> **SOURCE RECORDS**:
════════
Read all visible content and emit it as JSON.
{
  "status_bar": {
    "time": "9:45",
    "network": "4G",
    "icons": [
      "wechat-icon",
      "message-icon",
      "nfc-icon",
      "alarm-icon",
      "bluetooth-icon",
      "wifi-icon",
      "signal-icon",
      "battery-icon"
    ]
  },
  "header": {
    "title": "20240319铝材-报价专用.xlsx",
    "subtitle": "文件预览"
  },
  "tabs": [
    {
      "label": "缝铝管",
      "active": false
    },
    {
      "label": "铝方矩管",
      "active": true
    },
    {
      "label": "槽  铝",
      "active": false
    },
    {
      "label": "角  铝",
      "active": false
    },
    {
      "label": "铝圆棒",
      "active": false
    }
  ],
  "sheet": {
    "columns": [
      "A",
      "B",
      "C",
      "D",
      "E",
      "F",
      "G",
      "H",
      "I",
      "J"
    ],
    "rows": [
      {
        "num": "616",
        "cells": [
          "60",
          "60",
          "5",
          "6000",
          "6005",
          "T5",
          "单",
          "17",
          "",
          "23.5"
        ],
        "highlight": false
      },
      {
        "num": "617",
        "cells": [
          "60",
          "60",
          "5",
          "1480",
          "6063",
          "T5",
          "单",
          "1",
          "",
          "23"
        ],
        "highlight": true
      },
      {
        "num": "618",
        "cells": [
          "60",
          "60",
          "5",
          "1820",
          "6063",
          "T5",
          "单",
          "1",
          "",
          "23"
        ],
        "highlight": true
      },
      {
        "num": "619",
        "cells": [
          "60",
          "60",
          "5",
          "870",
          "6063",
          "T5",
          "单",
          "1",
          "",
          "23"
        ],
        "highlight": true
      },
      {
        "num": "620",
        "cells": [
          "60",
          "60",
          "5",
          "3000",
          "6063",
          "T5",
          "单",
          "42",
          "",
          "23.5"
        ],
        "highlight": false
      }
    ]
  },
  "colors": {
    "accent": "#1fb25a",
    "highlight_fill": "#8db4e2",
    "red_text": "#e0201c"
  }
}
════════
> **YOUR GOAL**: Each line of the listing should be copied exactly.

> **FINISHED TASK**:
Read all visible content and emit it as JSON.
{
  "status_bar": {
    "time": "9:45",
    "network": "4G",
    "icons": [
      "wechat-icon",
      "message-icon",
      "nfc-icon",
      "alarm-icon",
      "bluetooth-icon",
      "wifi-icon",
      "signal-icon",
      "battery-icon"
    ]
  },
  "header": {
    "title": "20240319铝材-报价专用.xlsx",
    "subtitle": "文件预览"
  },
  "tabs": [
    {
      "label": "缝铝管",
      "active": false
    },
    {
      "label": "铝方矩管",
      "active": true
    },
    {
      "label": "槽  铝",
      "active": false
    },
    {
      "label": "角  铝",
      "active": false
    },
    {
      "label": "铝圆棒",
      "active": false
    }
  ],
  "sheet": {
    "columns": [
      "A",
      "B",
      "C",
      "D",
      "E",
      "F",
      "G",
      "H",
      "I",
      "J"
    ],
    "rows": [
      {
        "num": "616",
        "cells": [
          "60",
          "60",
          "5",
          "6000",
          "6005",
          "T5",
          "单",
          "17",
          "",
          "23.5"
        ],
        "highlight": false
      },
      {
        "num": "617",
        "cells": [
          "60",
          "60",
          "5",
          "1480",
          "6063",
          "T5",
          "单",
          "1",
          "",
          "23"
        ],
        "highlight": true
      },
      {
        "num": "618",
        "cells": [
          "60",
          "60",
          "5",
          "1820",
          "6063",
          "T5",
          "单",
          "1",
          "",
          "23"
        ],
        "highlight": true
      },
      {
        "num": "619",
        "cells": [
          "60",
          "60",
          "5",
          "870",
          "6063",
          "T5",
          "单",
          "1",
          "",
          "23"
        ],
        "highlight": true
      },
      {
        "num": "620",
        "cells": [
          "60",
          "60",
          "5",
          "3000",
          "6063",
          "T5",
          "单",
          "42",
          "",
          "23.5"
        ],
        "highlight": false
      }
    ]
  },
  "colors": {
    "accent": "#1fb25a",
    "highlight_fill": "#8db4e2",
    "red_text": "#e0201c"
  }
}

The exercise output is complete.